=== Exercise input ===
********************

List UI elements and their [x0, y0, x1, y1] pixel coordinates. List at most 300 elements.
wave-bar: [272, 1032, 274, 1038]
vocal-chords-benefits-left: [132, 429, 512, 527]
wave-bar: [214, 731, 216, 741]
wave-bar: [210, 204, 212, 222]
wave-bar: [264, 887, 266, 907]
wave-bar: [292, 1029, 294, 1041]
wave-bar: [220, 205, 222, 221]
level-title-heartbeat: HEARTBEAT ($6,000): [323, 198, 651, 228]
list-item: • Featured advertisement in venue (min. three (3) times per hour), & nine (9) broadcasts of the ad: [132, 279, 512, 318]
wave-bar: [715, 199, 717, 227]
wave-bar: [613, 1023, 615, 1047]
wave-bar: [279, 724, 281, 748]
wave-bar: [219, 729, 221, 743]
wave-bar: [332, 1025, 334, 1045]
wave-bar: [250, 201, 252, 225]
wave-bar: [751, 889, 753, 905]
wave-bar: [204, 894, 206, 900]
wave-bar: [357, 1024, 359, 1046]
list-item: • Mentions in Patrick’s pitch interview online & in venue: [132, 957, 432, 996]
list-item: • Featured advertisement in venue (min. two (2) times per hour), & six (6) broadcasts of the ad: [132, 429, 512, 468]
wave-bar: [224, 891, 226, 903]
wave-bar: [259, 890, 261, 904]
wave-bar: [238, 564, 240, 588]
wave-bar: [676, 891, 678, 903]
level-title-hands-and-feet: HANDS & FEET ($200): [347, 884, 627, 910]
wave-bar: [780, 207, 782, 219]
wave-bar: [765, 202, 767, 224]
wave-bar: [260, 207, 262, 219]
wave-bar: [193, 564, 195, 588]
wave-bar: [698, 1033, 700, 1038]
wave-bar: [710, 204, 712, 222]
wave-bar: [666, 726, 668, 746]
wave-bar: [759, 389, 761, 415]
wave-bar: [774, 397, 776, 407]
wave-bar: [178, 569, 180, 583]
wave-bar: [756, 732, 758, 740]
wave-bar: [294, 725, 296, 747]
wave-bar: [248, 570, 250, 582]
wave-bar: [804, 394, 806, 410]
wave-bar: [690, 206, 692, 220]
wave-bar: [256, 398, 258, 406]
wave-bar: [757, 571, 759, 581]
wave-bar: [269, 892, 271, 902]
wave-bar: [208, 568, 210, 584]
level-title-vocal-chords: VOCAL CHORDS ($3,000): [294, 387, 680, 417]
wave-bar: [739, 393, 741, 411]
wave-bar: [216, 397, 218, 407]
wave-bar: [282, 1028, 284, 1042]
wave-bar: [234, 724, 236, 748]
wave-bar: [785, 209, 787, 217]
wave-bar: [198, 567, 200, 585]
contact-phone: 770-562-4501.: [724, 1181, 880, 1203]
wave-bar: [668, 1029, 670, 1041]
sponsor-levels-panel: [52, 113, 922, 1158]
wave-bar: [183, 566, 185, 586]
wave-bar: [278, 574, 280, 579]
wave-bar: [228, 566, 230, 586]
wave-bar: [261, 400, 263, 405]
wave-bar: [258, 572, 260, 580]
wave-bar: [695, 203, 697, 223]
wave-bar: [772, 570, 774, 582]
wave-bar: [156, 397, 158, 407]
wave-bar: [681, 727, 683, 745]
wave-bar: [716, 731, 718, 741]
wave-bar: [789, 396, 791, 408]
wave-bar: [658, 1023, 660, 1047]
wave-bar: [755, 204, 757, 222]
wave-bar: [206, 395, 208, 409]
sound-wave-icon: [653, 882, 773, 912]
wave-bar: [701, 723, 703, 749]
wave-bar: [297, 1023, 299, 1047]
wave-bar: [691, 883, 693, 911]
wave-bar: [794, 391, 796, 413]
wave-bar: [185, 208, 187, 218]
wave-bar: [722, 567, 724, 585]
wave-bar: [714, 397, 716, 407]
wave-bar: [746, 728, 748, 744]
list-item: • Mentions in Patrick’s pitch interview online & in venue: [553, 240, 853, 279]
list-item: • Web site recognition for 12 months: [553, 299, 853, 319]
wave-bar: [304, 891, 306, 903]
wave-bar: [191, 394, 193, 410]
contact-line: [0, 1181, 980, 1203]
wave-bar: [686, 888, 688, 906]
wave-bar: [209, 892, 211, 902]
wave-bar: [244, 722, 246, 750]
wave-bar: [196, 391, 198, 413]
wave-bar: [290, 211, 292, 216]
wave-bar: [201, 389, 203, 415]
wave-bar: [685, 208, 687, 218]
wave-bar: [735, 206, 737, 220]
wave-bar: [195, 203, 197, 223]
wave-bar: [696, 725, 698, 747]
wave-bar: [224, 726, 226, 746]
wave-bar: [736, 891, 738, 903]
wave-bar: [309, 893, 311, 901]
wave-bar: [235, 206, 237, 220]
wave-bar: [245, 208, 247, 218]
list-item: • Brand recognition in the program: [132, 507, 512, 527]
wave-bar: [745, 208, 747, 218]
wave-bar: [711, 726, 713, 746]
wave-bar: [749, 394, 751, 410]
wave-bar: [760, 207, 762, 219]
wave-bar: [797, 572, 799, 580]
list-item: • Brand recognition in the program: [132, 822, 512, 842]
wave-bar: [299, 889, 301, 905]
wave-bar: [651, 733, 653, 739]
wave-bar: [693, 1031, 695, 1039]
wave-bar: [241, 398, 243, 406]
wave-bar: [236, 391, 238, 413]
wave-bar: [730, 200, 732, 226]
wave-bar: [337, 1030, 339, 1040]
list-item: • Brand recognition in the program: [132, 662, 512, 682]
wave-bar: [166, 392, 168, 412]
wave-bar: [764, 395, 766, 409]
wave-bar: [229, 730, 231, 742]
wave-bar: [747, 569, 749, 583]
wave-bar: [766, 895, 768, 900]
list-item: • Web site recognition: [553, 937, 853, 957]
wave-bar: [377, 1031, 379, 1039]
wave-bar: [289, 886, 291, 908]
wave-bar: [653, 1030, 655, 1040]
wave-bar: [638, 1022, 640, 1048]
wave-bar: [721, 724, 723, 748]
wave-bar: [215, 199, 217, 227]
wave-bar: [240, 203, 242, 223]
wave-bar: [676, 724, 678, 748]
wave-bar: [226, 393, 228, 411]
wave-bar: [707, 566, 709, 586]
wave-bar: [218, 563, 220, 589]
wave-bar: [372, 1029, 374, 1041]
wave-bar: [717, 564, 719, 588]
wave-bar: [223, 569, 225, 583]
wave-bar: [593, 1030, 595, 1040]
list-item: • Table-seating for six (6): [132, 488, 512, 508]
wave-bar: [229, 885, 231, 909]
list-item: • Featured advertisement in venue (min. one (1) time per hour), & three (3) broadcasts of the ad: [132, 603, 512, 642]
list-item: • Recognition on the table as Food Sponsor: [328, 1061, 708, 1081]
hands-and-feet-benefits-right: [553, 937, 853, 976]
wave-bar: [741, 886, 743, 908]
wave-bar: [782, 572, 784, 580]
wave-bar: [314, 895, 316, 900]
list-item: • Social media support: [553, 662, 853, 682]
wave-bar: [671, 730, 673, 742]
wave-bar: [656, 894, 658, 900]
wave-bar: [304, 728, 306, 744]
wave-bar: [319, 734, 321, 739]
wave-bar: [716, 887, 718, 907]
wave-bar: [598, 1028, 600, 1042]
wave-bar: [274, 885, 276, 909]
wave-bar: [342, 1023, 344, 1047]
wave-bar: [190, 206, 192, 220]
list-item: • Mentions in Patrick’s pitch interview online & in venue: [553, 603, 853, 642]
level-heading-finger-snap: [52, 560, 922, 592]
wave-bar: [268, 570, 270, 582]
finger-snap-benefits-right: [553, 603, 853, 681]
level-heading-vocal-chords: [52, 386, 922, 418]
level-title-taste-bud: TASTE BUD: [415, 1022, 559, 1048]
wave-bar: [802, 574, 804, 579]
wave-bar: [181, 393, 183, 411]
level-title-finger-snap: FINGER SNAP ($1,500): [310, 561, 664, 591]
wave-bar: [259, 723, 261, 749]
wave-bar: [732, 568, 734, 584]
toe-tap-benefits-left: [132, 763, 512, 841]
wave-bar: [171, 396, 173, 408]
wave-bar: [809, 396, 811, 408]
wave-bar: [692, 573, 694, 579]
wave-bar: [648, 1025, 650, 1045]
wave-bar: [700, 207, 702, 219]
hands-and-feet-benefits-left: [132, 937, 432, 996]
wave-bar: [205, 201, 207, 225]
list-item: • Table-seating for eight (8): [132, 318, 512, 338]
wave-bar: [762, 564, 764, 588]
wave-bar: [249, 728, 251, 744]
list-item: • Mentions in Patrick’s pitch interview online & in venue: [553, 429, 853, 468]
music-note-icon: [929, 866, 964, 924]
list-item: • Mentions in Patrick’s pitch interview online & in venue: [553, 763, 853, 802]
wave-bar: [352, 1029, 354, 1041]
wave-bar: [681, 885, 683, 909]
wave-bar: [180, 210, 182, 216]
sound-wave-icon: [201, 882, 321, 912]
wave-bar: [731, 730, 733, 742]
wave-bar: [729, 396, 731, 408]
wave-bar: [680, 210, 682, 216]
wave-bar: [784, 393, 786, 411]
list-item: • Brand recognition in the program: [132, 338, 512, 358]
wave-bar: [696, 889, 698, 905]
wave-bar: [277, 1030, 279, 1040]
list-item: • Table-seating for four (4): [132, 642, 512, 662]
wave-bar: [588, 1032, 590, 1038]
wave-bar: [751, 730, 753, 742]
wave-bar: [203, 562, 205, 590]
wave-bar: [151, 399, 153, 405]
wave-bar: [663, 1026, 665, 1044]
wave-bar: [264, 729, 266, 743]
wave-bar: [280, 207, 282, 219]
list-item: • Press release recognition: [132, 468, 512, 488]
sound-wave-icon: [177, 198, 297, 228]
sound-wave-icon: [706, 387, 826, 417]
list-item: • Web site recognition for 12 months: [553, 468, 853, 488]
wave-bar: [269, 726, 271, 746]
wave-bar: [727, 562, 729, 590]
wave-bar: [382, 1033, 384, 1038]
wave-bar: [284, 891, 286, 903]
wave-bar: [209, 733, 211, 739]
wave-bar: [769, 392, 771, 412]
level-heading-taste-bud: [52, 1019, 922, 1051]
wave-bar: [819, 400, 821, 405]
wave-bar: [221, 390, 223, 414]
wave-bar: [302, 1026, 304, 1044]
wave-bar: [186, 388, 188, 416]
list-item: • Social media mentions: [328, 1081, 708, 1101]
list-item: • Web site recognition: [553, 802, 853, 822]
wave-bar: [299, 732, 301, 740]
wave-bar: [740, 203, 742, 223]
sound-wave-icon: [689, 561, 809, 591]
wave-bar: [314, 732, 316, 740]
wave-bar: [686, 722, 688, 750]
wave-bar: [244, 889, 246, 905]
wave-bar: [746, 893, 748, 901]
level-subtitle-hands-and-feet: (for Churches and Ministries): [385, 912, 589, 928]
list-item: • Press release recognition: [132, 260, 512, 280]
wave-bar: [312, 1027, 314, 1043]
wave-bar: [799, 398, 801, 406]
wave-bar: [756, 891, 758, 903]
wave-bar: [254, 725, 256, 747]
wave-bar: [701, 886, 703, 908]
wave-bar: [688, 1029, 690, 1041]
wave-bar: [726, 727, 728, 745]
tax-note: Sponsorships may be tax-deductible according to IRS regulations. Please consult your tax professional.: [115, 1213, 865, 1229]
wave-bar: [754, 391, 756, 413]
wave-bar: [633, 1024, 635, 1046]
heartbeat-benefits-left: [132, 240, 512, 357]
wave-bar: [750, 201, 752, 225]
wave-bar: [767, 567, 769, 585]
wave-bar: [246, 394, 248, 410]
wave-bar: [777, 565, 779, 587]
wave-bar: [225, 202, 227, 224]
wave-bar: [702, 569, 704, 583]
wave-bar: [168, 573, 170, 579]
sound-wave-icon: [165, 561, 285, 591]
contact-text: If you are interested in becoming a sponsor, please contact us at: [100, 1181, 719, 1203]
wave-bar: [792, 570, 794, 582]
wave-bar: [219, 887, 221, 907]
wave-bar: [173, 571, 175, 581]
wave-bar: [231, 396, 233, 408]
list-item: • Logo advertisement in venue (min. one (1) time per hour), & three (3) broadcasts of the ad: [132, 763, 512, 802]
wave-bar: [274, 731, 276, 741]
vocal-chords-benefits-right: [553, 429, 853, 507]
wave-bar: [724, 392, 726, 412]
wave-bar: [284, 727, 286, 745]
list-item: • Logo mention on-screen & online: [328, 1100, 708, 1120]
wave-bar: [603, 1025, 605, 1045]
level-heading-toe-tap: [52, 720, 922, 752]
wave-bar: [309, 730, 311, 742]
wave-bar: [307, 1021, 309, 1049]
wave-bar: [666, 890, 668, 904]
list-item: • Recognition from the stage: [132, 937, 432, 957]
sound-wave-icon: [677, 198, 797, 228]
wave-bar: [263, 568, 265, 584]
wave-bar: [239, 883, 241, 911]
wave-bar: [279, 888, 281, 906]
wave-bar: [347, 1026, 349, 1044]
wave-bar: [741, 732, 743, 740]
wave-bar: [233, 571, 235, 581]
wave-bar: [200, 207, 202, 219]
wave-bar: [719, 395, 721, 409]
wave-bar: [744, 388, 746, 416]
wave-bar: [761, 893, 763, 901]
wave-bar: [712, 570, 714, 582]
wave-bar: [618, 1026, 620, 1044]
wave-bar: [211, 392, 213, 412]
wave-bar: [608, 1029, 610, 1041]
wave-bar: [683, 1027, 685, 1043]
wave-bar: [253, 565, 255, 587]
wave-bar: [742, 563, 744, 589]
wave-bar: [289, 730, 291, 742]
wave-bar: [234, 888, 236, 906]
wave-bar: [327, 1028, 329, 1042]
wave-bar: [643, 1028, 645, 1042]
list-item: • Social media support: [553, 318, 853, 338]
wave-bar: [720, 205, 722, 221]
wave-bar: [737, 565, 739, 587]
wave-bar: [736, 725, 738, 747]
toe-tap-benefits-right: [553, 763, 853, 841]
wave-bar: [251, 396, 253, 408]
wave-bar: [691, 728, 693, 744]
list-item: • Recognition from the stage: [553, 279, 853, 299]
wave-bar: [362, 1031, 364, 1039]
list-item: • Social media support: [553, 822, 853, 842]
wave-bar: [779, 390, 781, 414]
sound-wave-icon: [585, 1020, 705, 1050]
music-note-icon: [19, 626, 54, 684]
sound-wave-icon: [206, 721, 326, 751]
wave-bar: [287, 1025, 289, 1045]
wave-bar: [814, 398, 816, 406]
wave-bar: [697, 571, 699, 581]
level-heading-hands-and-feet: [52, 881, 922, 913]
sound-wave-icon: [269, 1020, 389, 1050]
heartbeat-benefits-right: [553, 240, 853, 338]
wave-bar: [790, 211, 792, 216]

********************

=== Problem description ===
Rewrite the entries from the start through the line containing "wave-bar: [219, 729, 221, 743]", with "Featured advertisement" replaced by "Sponsored advertisement" and everything else left unchanged.

=== Result for this exercise ===
List UI elements and their [x0, y0, x1, y1] pixel coordinates. List at most 300 elements.
wave-bar: [272, 1032, 274, 1038]
vocal-chords-benefits-left: [132, 429, 512, 527]
wave-bar: [214, 731, 216, 741]
wave-bar: [210, 204, 212, 222]
wave-bar: [264, 887, 266, 907]
wave-bar: [292, 1029, 294, 1041]
wave-bar: [220, 205, 222, 221]
level-title-heartbeat: HEARTBEAT ($6,000): [323, 198, 651, 228]
list-item: • Sponsored advertisement in venue (min. three (3) times per hour), & nine (9) broadcasts of the ad: [132, 279, 512, 318]
wave-bar: [715, 199, 717, 227]
wave-bar: [613, 1023, 615, 1047]
wave-bar: [279, 724, 281, 748]
wave-bar: [219, 729, 221, 743]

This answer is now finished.